§ Given records:

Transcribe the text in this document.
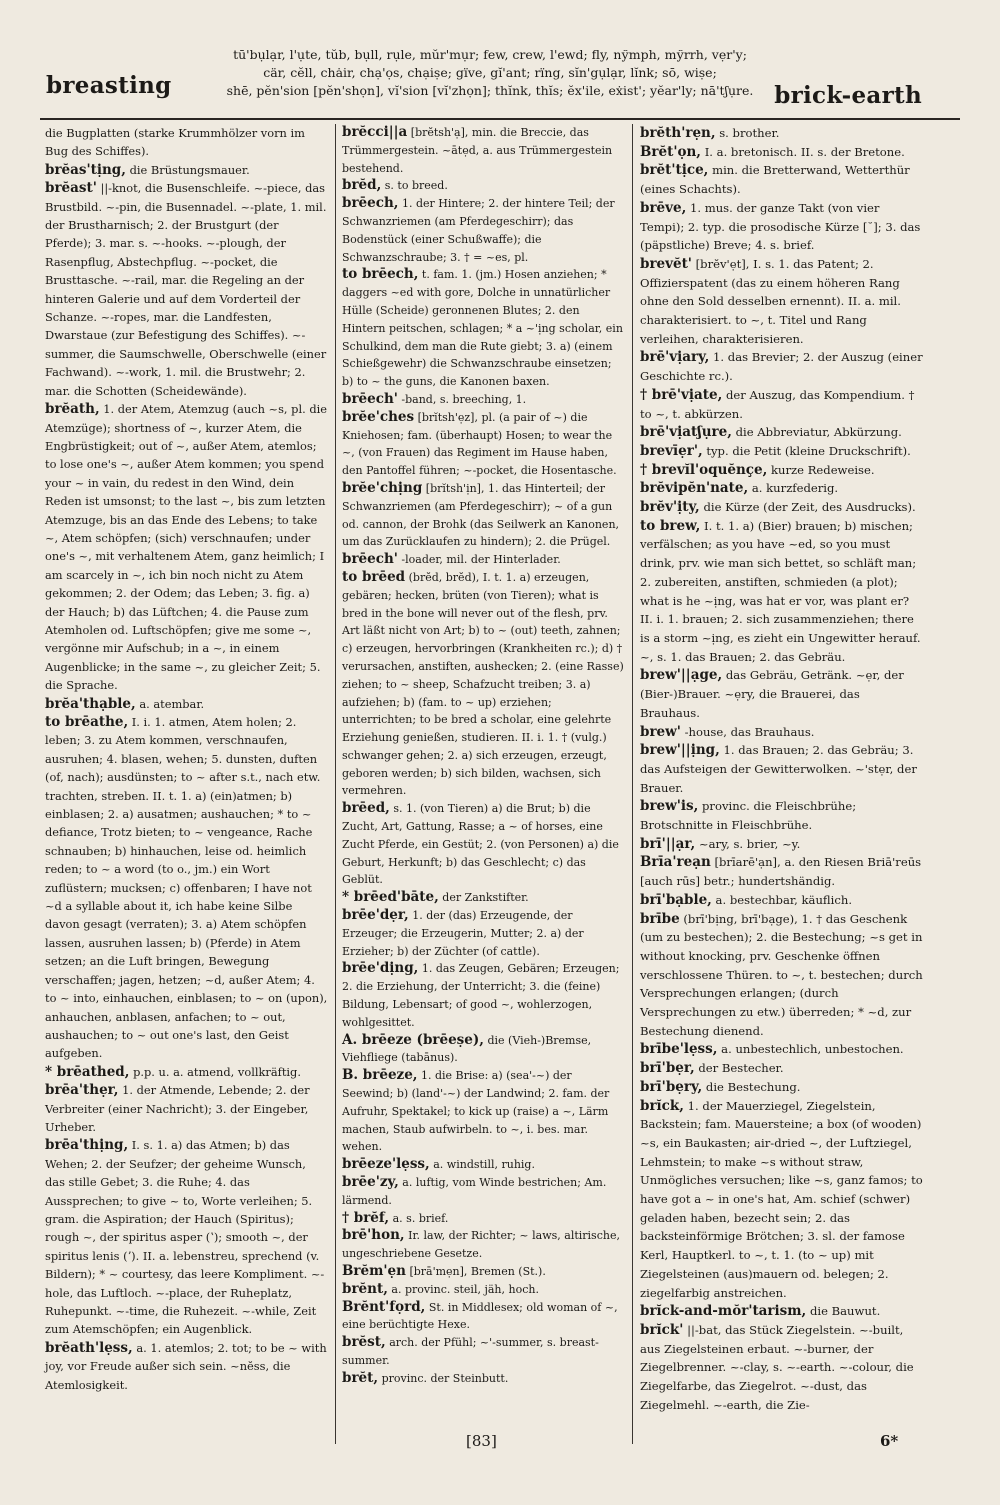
breasting
tū'bụlạr, l'ụte, tŭb, bụll, rụle, mŭr'mụr; few, crew, l'ewd; fly, nўmph, mўrrh, vẹr'y;
cär, cĕll, chȧir, chạ'ọs, chạiṣe; gïve, gĭ'ant; rïng, sĭn'gụlạr, lĭnk; sō, wiṣe;
shē, pĕn'sion [pĕn'shọn], vĭ'sion [vĭ'zhọn]; thĭnk, thĭs; ĕx'ile, eẋist'; yĕar'ly; nā'tʃụre. brick-earth

die Bugplatten (starke Krummhölzer vorn im Bug des Schiffes).

brĕas'tịng, die Brüstungsmauer.

brĕast' ||-knot, die Busenschleife. ~-piece, das Brustbild. ~-pin, die Busennadel. ~-plate, 1. mil. der Brustharnisch; 2. der Brustgurt (der Pferde); 3. mar. s. ~-hooks. ~-plough, der Rasenpflug, Abstechpflug. ~-pocket, die Brusttasche. ~-rail, mar. die Regeling an der hinteren Galerie und auf dem Vorderteil der Schanze. ~-ropes, mar. die Landfesten, Dwarstaue (zur Befestigung des Schiffes). ~-summer, die Saumschwelle, Oberschwelle (einer Fachwand). ~-work, 1. mil. die Brustwehr; 2. mar. die Schotten (Scheidewände).

brĕath, 1. der Atem, Atemzug (auch ~s, pl. die Atemzüge); shortness of ~, kurzer Atem, die Engbrüstigkeit; out of ~, außer Atem, atemlos; to lose one's ~, außer Atem kommen; you spend your ~ in vain, du redest in den Wind, dein Reden ist umsonst; to the last ~, bis zum letzten Atemzuge, bis an das Ende des Lebens; to take ~, Atem schöpfen; (sich) verschnaufen; under one's ~, mit verhaltenem Atem, ganz heimlich; I am scarcely in ~, ich bin noch nicht zu Atem gekommen; 2. der Odem; das Leben; 3. fig. a) der Hauch; b) das Lüftchen; 4. die Pause zum Atemholen od. Luftschöpfen; give me some ~, vergönne mir Aufschub; in a ~, in einem Augenblicke; in the same ~, zu gleicher Zeit; 5. die Sprache.

brĕa'thạble, a. atembar.

to brēathe, I. i. 1. atmen, Atem holen; 2. leben; 3. zu Atem kommen, verschnaufen, ausruhen; 4. blasen, wehen; 5. dunsten, duften (of, nach); ausdünsten; to ~ after s.t., nach etw. trachten, streben. II. t. 1. a) (ein)atmen; b) einblasen; 2. a) ausatmen; aushauchen; * to ~ defiance, Trotz bieten; to ~ vengeance, Rache schnauben; b) hinhauchen, leise od. heimlich reden; to ~ a word (to o., jm.) ein Wort zuflüstern; mucksen; c) offenbaren; I have not ~d a syllable about it, ich habe keine Silbe davon gesagt (verraten); 3. a) Atem schöpfen lassen, ausruhen lassen; b) (Pferde) in Atem setzen; an die Luft bringen, Bewegung verschaffen; jagen, hetzen; ~d, außer Atem; 4. to ~ into, einhauchen, einblasen; to ~ on (upon), anhauchen, anblasen, anfachen; to ~ out, aushauchen; to ~ out one's last, den Geist aufgeben.

* brēathed, p.p. u. a. atmend, vollkräftig.

brēa'thẹr, 1. der Atmende, Lebende; 2. der Verbreiter (einer Nachricht); 3. der Eingeber, Urheber.

brēa'thịng, I. s. 1. a) das Atmen; b) das Wehen; 2. der Seufzer; der geheime Wunsch, das stille Gebet; 3. die Ruhe; 4. das Aussprechen; to give ~ to, Worte verleihen; 5. gram. die Aspiration; der Hauch (Spiritus); rough ~, der spiritus asper (ʽ); smooth ~, der spiritus lenis (ʼ). II. a. lebenstreu, sprechend (v. Bildern); * ~ courtesy, das leere Kompliment. ~-hole, das Luftloch. ~-place, der Ruheplatz, Ruhepunkt. ~-time, die Ruhezeit. ~-while, Zeit zum Atemschöpfen; ein Augenblick.

brĕath'lẹss, a. 1. atemlos; 2. tot; to be ~ with joy, vor Freude außer sich sein. ~nĕss, die Atemlosigkeit.

brĕcci||a [brĕtsh'ạ], min. die Breccie, das Trümmergestein. ~ātẹd, a. aus Trümmergestein bestehend.

brĕd, s. to breed.

brēech, 1. der Hintere; 2. der hintere Teil; der Schwanzriemen (am Pferdegeschirr); das Bodenstück (einer Schußwaffe); die Schwanzschraube; 3. † = ~es, pl.

to brēech, t. fam. 1. (jm.) Hosen anziehen; * daggers ~ed with gore, Dolche in unnatürlicher Hülle (Scheide) geronnenen Blutes; 2. den Hintern peitschen, schlagen; * a ~'ịng scholar, ein Schulkind, dem man die Rute giebt; 3. a) (einem Schießgewehr) die Schwanzschraube einsetzen; b) to ~ the guns, die Kanonen baxen.

brēech' -band, s. breeching, 1.

brĕe'ches [brĭtsh'ẹz], pl. (a pair of ~) die Kniehosen; fam. (überhaupt) Hosen; to wear the ~, (von Frauen) das Regiment im Hause haben, den Pantoffel führen; ~-pocket, die Hosentasche.

brĕe'chịng [brĭtsh'ịn], 1. das Hinterteil; der Schwanzriemen (am Pferdegeschirr); ~ of a gun od. cannon, der Brohk (das Seilwerk an Kanonen, um das Zurücklaufen zu hindern); 2. die Prügel.

brēech' -loader, mil. der Hinterlader.

to brēed (brĕd, brĕd), I. t. 1. a) erzeugen, gebären; hecken, brüten (von Tieren); what is bred in the bone will never out of the flesh, prv. Art läßt nicht von Art; b) to ~ (out) teeth, zahnen; c) erzeugen, hervorbringen (Krankheiten rc.); d) † verursachen, anstiften, aushecken; 2. (eine Rasse) ziehen; to ~ sheep, Schafzucht treiben; 3. a) aufziehen; b) (fam. to ~ up) erziehen; unterrichten; to be bred a scholar, eine gelehrte Erziehung genießen, studieren. II. i. 1. † (vulg.) schwanger gehen; 2. a) sich erzeugen, erzeugt, geboren werden; b) sich bilden, wachsen, sich vermehren.

brēed, s. 1. (von Tieren) a) die Brut; b) die Zucht, Art, Gattung, Rasse; a ~ of horses, eine Zucht Pferde, ein Gestüt; 2. (von Personen) a) die Geburt, Herkunft; b) das Geschlecht; c) das Geblüt.

* brēed'bāte, der Zankstifter.

brēe'dẹr, 1. der (das) Erzeugende, der Erzeuger; die Erzeugerin, Mutter; 2. a) der Erzieher; b) der Züchter (of cattle).

brēe'dịng, 1. das Zeugen, Gebären; Erzeugen; 2. die Erziehung, der Unterricht; 3. die (feine) Bildung, Lebensart; of good ~, wohlerzogen, wohlgesittet.

A. brēeze (brēeṣe), die (Vieh-)Bremse, Viehfliege (tabānus).

B. brēeze, 1. die Brise: a) (sea'-~) der Seewind; b) (land'-~) der Landwind; 2. fam. der Aufruhr, Spektakel; to kick up (raise) a ~, Lärm machen, Staub aufwirbeln. to ~, i. bes. mar. wehen.

brēeze'lẹss, a. windstill, ruhig.

brēe'zy, a. luftig, vom Winde bestrichen; Am. lärmend.

† brĕf, a. s. brief.

brē'hon, Ir. law, der Richter; ~ laws, altirische, ungeschriebene Gesetze.

Brĕm'ẹn [brā'mẹn], Bremen (St.).

brĕnt, a. provinc. steil, jäh, hoch.

Brĕnt'fọrd, St. in Middlesex; old woman of ~, eine berüchtigte Hexe.

brĕst, arch. der Pfühl; ~'-summer, s. breast-summer.

brĕt, provinc. der Steinbutt.

brĕth'rẹn, s. brother.

Brĕt'ọn, I. a. bretonisch. II. s. der Bretone.

brĕt'tịce, min. die Bretterwand, Wetterthür (eines Schachts).

brēve, 1. mus. der ganze Takt (von vier Tempi); 2. typ. die prosodische Kürze [˘]; 3. das (päpstliche) Breve; 4. s. brief.

brevĕt' [brĕv'ẹt], I. s. 1. das Patent; 2. Offizierspatent (das zu einem höheren Rang ohne den Sold desselben ernennt). II. a. mil. charakterisiert. to ~, t. Titel und Rang verleihen, charakterisieren.

brē'vịary, 1. das Brevier; 2. der Auszug (einer Geschichte rc.).

† brē'vịate, der Auszug, das Kompendium. † to ~, t. abkürzen.

brē'vịatʃụre, die Abbreviatur, Abkürzung.

brevīẹr', typ. die Petit (kleine Druckschrift).

† brevĭl'oquĕnçe, kurze Redeweise.

brĕvipĕn'nate, a. kurzfederig.

brĕv'ịty, die Kürze (der Zeit, des Ausdrucks).

to brew, I. t. 1. a) (Bier) brauen; b) mischen; verfälschen; as you have ~ed, so you must drink, prv. wie man sich bettet, so schläft man; 2. zubereiten, anstiften, schmieden (a plot); what is he ~ịng, was hat er vor, was plant er? II. i. 1. brauen; 2. sich zusammenziehen; there is a storm ~ịng, es zieht ein Ungewitter herauf. ~, s. 1. das Brauen; 2. das Gebräu.

brew'||ạge, das Gebräu, Getränk. ~ẹr, der (Bier-)Brauer. ~ẹry, die Brauerei, das Brauhaus.

brew' -house, das Brauhaus.

brew'||ịng, 1. das Brauen; 2. das Gebräu; 3. das Aufsteigen der Gewitterwolken. ~'stẹr, der Brauer.

brew'is, provinc. die Fleischbrühe; Brotschnitte in Fleischbrühe.

brī'||ạr, ~ary, s. brier, ~y.

Brīa'reạn [brīarē'ạn], a. den Riesen Briā'reūs [auch rūs] betr.; hundertshändig.

brī'bạble, a. bestechbar, käuflich.

brībe (brī'bịng, brī'bạge), 1. † das Geschenk (um zu bestechen); 2. die Bestechung; ~s get in without knocking, prv. Geschenke öffnen verschlossene Thüren. to ~, t. bestechen; durch Versprechungen erlangen; (durch Versprechungen zu etw.) überreden; * ~d, zur Bestechung dienend.

brībe'lẹss, a. unbestechlich, unbestochen.

brī'bẹr, der Bestecher.

brī'bẹry, die Bestechung.

brĭck, 1. der Mauerziegel, Ziegelstein, Backstein; fam. Mauersteine; a box (of wooden) ~s, ein Baukasten; air-dried ~, der Luftziegel, Lehmstein; to make ~s without straw, Unmögliches versuchen; like ~s, ganz famos; to have got a ~ in one's hat, Am. schief (schwer) geladen haben, bezecht sein; 2. das backsteinförmige Brötchen; 3. sl. der famose Kerl, Hauptkerl. to ~, t. 1. (to ~ up) mit Ziegelsteinen (aus)mauern od. belegen; 2. ziegelfarbig anstreichen.

brĭck-and-mŏr'tarism, die Bauwut.

brĭck' ||-bat, das Stück Ziegelstein. ~-built, aus Ziegelsteinen erbaut. ~-burner, der Ziegelbrenner. ~-clay, s. ~-earth. ~-colour, die Ziegelfarbe, das Ziegelrot. ~-dust, das Ziegelmehl. ~-earth, die Zie-

[83]	6*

§ Your instructions: Filter the records above for "brew" and copy every matching line.

§ Expected answer:
to brew, I. t. 1. a) (Bier) brauen; b) mischen; verfälschen; as you have ~ed, so you must drink, prv. wie man sich bettet, so schläft man; 2. zubereiten, anstiften, schmieden (a plot); what is he ~ịng, was hat er vor, was plant er? II. i. 1. brauen; 2. sich zusammenziehen; there is a storm ~ịng, es zieht ein Ungewitter herauf. ~, s. 1. das Brauen; 2. das Gebräu.
brew'||ạge, das Gebräu, Getränk. ~ẹr, der (Bier-)Brauer. ~ẹry, die Brauerei, das Brauhaus.
brew' -house, das Brauhaus.
brew'||ịng, 1. das Brauen; 2. das Gebräu; 3. das Aufsteigen der Gewitterwolken. ~'stẹr, der Brauer.
brew'is, provinc. die Fleischbrühe; Brotschnitte in Fleischbrühe.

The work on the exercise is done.